_Extracted data_:
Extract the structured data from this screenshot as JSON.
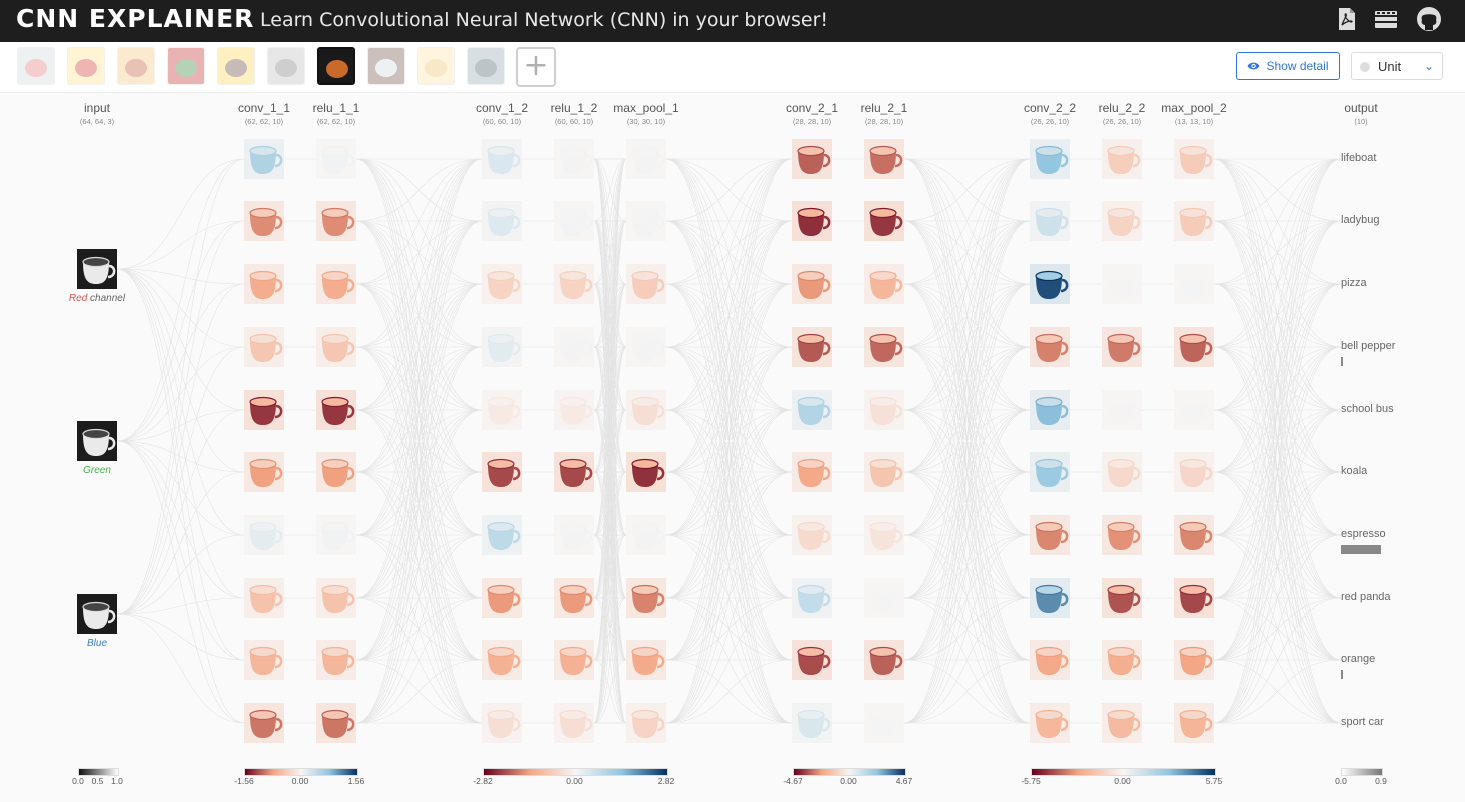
{
  "header": {
    "brand": "CNN EXPLAINER",
    "tagline": "Learn Convolutional Neural Network (CNN) in your browser!",
    "icons": [
      "pdf-icon",
      "video-icon",
      "github-icon"
    ]
  },
  "toolbar": {
    "thumbnails": [
      "lifeboat",
      "ladybug",
      "pizza",
      "bell pepper",
      "school bus",
      "koala",
      "espresso",
      "red panda",
      "orange",
      "sport car"
    ],
    "selected_index": 6,
    "add_label": "+",
    "detail_label": "Show detail",
    "unit_label": "Unit"
  },
  "layers": [
    {
      "name": "input",
      "dims": "(64, 64, 3)"
    },
    {
      "name": "conv_1_1",
      "dims": "(62, 62, 10)"
    },
    {
      "name": "relu_1_1",
      "dims": "(62, 62, 10)"
    },
    {
      "name": "conv_1_2",
      "dims": "(60, 60, 10)"
    },
    {
      "name": "relu_1_2",
      "dims": "(60, 60, 10)"
    },
    {
      "name": "max_pool_1",
      "dims": "(30, 30, 10)"
    },
    {
      "name": "conv_2_1",
      "dims": "(28, 28, 10)"
    },
    {
      "name": "relu_2_1",
      "dims": "(28, 28, 10)"
    },
    {
      "name": "conv_2_2",
      "dims": "(26, 26, 10)"
    },
    {
      "name": "relu_2_2",
      "dims": "(26, 26, 10)"
    },
    {
      "name": "max_pool_2",
      "dims": "(13, 13, 10)"
    },
    {
      "name": "output",
      "dims": "(10)"
    }
  ],
  "channels": [
    {
      "label_a": "Red",
      "label_b": " channel",
      "color": "#d9534f"
    },
    {
      "label_a": "Green",
      "label_b": "",
      "color": "#4caf50"
    },
    {
      "label_a": "Blue",
      "label_b": "",
      "color": "#3b7fc4"
    }
  ],
  "classes": [
    "lifeboat",
    "ladybug",
    "pizza",
    "bell pepper",
    "school bus",
    "koala",
    "espresso",
    "red panda",
    "orange",
    "sport car"
  ],
  "output_probs": [
    0,
    0,
    0,
    0.04,
    0,
    0,
    0.9,
    0,
    0.03,
    0
  ],
  "legends": [
    {
      "ticks": [
        "0.0",
        "0.5",
        "1.0"
      ]
    },
    {
      "ticks": [
        "-1.56",
        "0.00",
        "1.56"
      ]
    },
    {
      "ticks": [
        "-2.82",
        "0.00",
        "2.82"
      ]
    },
    {
      "ticks": [
        "-4.67",
        "0.00",
        "4.67"
      ]
    },
    {
      "ticks": [
        "-5.75",
        "0.00",
        "5.75"
      ]
    },
    {
      "ticks": [
        "0.0",
        "0.9"
      ]
    }
  ],
  "activations": [
    [
      0.55,
      -0.9,
      -0.7,
      -0.45,
      -1.3,
      -0.8,
      0.15,
      -0.5,
      -0.6,
      -1.0
    ],
    [
      0.05,
      -0.9,
      -0.7,
      -0.45,
      -1.3,
      -0.8,
      0.05,
      -0.5,
      -0.6,
      -1.0
    ],
    [
      0.4,
      0.35,
      -0.6,
      0.3,
      -0.2,
      -2.2,
      0.8,
      -1.5,
      -1.2,
      -0.4
    ],
    [
      0.05,
      0.05,
      -0.6,
      0.05,
      -0.2,
      -2.2,
      0.05,
      -1.5,
      -1.2,
      -0.4
    ],
    [
      0.05,
      0.05,
      -0.7,
      0.05,
      -0.4,
      -2.4,
      0.05,
      -1.7,
      -1.3,
      -0.6
    ],
    [
      -3.3,
      -4.0,
      -2.5,
      -3.4,
      1.6,
      -2.2,
      -0.8,
      1.2,
      -3.6,
      0.7
    ],
    [
      -3.1,
      -3.9,
      -1.8,
      -3.2,
      -0.6,
      -1.4,
      -0.5,
      0.05,
      -3.3,
      0.05
    ],
    [
      2.8,
      1.2,
      5.2,
      -3.5,
      3.0,
      2.6,
      -3.4,
      4.0,
      -2.7,
      -2.2
    ],
    [
      -1.4,
      -1.2,
      0.05,
      -3.6,
      0.05,
      -1.0,
      -3.2,
      -4.3,
      -2.5,
      -2.1
    ],
    [
      -1.5,
      -1.5,
      0.05,
      -4.0,
      0.05,
      -1.1,
      -3.4,
      -4.5,
      -2.8,
      -2.3
    ]
  ]
}
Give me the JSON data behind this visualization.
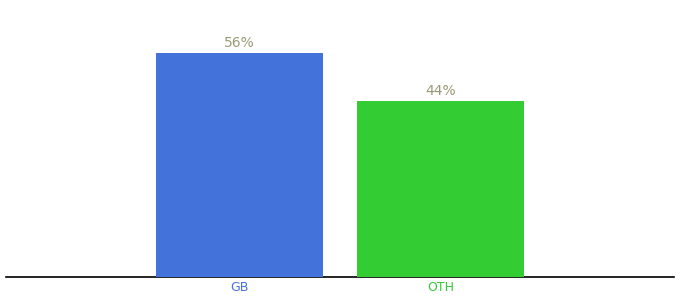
{
  "categories": [
    "GB",
    "OTH"
  ],
  "values": [
    56,
    44
  ],
  "bar_colors": [
    "#4472db",
    "#33cc33"
  ],
  "label_color": "#999977",
  "tick_color_gb": "#4472db",
  "tick_color_oth": "#33cc33",
  "background_color": "#ffffff",
  "ylim": [
    0,
    68
  ],
  "bar_width": 0.25,
  "x_positions": [
    0.35,
    0.65
  ],
  "xlim": [
    0.0,
    1.0
  ],
  "label_fontsize": 10,
  "tick_fontsize": 9
}
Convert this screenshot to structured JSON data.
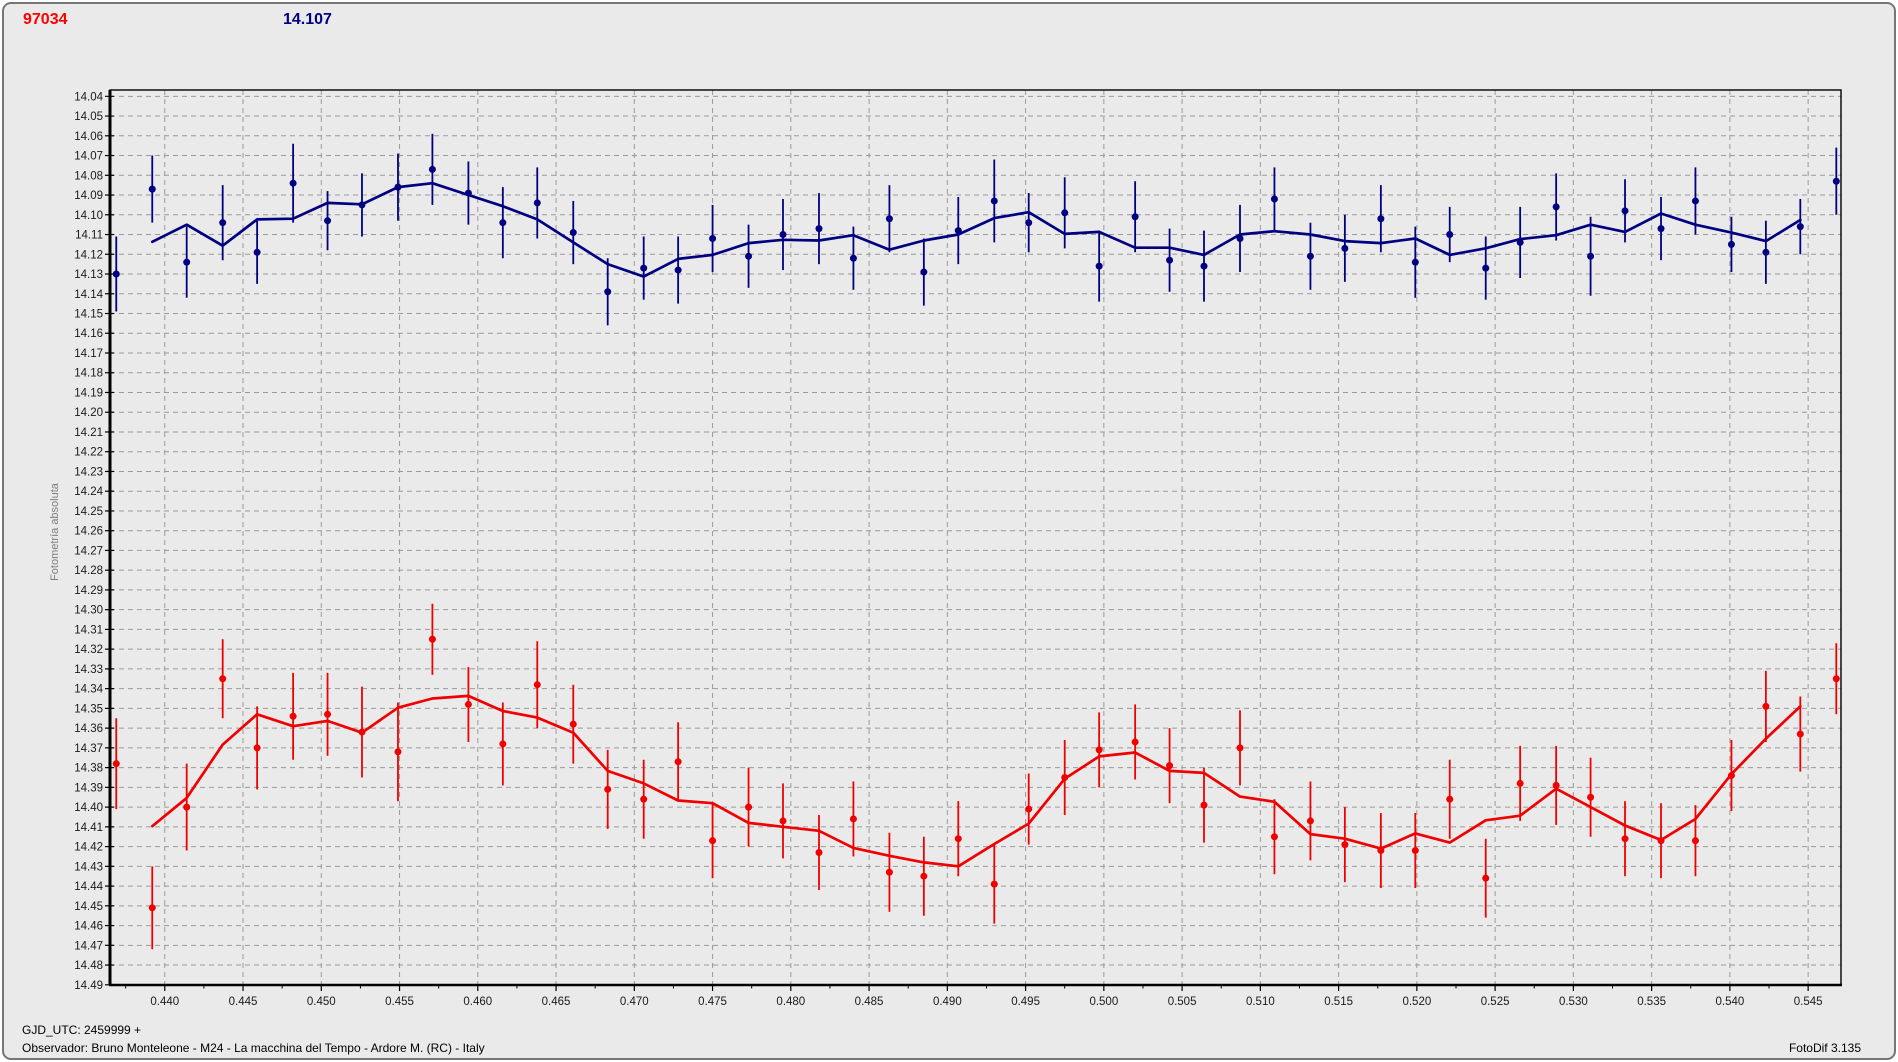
{
  "header": {
    "object_id": "97034",
    "object_id_color": "#ff0000",
    "mean_magnitude": "14.107",
    "mean_magnitude_color": "#000080"
  },
  "footer": {
    "gjd_utc": "GJD_UTC: 2459999 +",
    "observer": "Observador: Bruno Monteleone - M24 - La macchina del Tempo - Ardore M. (RC) - Italy",
    "app_version": "FotoDif 3.135"
  },
  "chart_data": {
    "type": "scatter",
    "title": "",
    "xlabel": "",
    "ylabel": "Fotometría absoluta",
    "grid": true,
    "legend_position": "none",
    "background": "#eaeaea",
    "grid_color": "#9a9a9a",
    "axis_color": "#000000",
    "tick_label_color": "#1a1a1a",
    "x_axis": {
      "range": [
        0.4365,
        0.5471
      ],
      "tick_start": 0.44,
      "tick_end": 0.545,
      "tick_step": 0.005,
      "minor_tick_step": 0.0025,
      "decimals": 3
    },
    "y_axis": {
      "range": [
        14.0368,
        14.4901
      ],
      "tick_start": 14.04,
      "tick_end": 14.49,
      "tick_step": 0.01,
      "decimals": 2,
      "inverted_magnitude_scale": true
    },
    "trend": "3-point centered moving average per series",
    "x": [
      0.4369,
      0.4392,
      0.4414,
      0.4437,
      0.4459,
      0.4482,
      0.4504,
      0.4526,
      0.4549,
      0.4571,
      0.4594,
      0.4616,
      0.4638,
      0.4661,
      0.4683,
      0.4706,
      0.4728,
      0.475,
      0.4773,
      0.4795,
      0.4818,
      0.484,
      0.4863,
      0.4885,
      0.4907,
      0.493,
      0.4952,
      0.4975,
      0.4997,
      0.502,
      0.5042,
      0.5064,
      0.5087,
      0.5109,
      0.5132,
      0.5154,
      0.5177,
      0.5199,
      0.5221,
      0.5244,
      0.5266,
      0.5289,
      0.5311,
      0.5333,
      0.5356,
      0.5378,
      0.5401,
      0.5423,
      0.5445,
      0.5468
    ],
    "series": [
      {
        "name": "blue series (upper, reference photometry)",
        "color": "#000080",
        "marker": "circle",
        "error_bars": true,
        "values": [
          14.13,
          14.087,
          14.124,
          14.104,
          14.119,
          14.084,
          14.103,
          14.095,
          14.086,
          14.077,
          14.089,
          14.104,
          14.094,
          14.109,
          14.139,
          14.127,
          14.128,
          14.112,
          14.121,
          14.11,
          14.107,
          14.122,
          14.102,
          14.129,
          14.108,
          14.093,
          14.104,
          14.099,
          14.126,
          14.101,
          14.123,
          14.126,
          14.112,
          14.092,
          14.121,
          14.117,
          14.102,
          14.124,
          14.11,
          14.127,
          14.114,
          14.096,
          14.121,
          14.098,
          14.107,
          14.093,
          14.115,
          14.119,
          14.106,
          14.083
        ],
        "errors": [
          0.019,
          0.017,
          0.018,
          0.019,
          0.016,
          0.02,
          0.015,
          0.016,
          0.017,
          0.018,
          0.016,
          0.018,
          0.018,
          0.016,
          0.017,
          0.016,
          0.017,
          0.017,
          0.016,
          0.018,
          0.018,
          0.016,
          0.017,
          0.017,
          0.017,
          0.021,
          0.015,
          0.018,
          0.018,
          0.018,
          0.016,
          0.018,
          0.017,
          0.016,
          0.017,
          0.017,
          0.017,
          0.018,
          0.014,
          0.016,
          0.018,
          0.017,
          0.02,
          0.016,
          0.016,
          0.017,
          0.014,
          0.016,
          0.014,
          0.017
        ]
      },
      {
        "name": "red series (lower, target 97034 photometry)",
        "color": "#f10000",
        "marker": "circle",
        "error_bars": true,
        "values": [
          14.378,
          14.451,
          14.4,
          14.335,
          14.37,
          14.354,
          14.353,
          14.362,
          14.372,
          14.315,
          14.348,
          14.368,
          14.338,
          14.358,
          14.391,
          14.396,
          14.377,
          14.417,
          14.4,
          14.407,
          14.423,
          14.406,
          14.433,
          14.435,
          14.416,
          14.439,
          14.401,
          14.385,
          14.371,
          14.367,
          14.379,
          14.399,
          14.37,
          14.415,
          14.407,
          14.419,
          14.422,
          14.422,
          14.396,
          14.436,
          14.388,
          14.389,
          14.395,
          14.416,
          14.417,
          14.417,
          14.384,
          14.349,
          14.363,
          14.335
        ],
        "errors": [
          0.023,
          0.021,
          0.022,
          0.02,
          0.021,
          0.022,
          0.021,
          0.023,
          0.025,
          0.018,
          0.019,
          0.021,
          0.022,
          0.02,
          0.02,
          0.02,
          0.02,
          0.019,
          0.02,
          0.019,
          0.019,
          0.019,
          0.02,
          0.02,
          0.019,
          0.02,
          0.018,
          0.019,
          0.019,
          0.019,
          0.019,
          0.019,
          0.019,
          0.019,
          0.02,
          0.019,
          0.019,
          0.019,
          0.02,
          0.02,
          0.019,
          0.02,
          0.02,
          0.019,
          0.019,
          0.018,
          0.018,
          0.018,
          0.019,
          0.018
        ]
      }
    ]
  }
}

_Objective_:
From the data above, pick out each line containing "this" and copy it.

_Exercise solution_:
Extract the structured data from this screenshot as JSON.
Give me the JSON data behind this visualization.
Convert this screenshot to structured JSON data.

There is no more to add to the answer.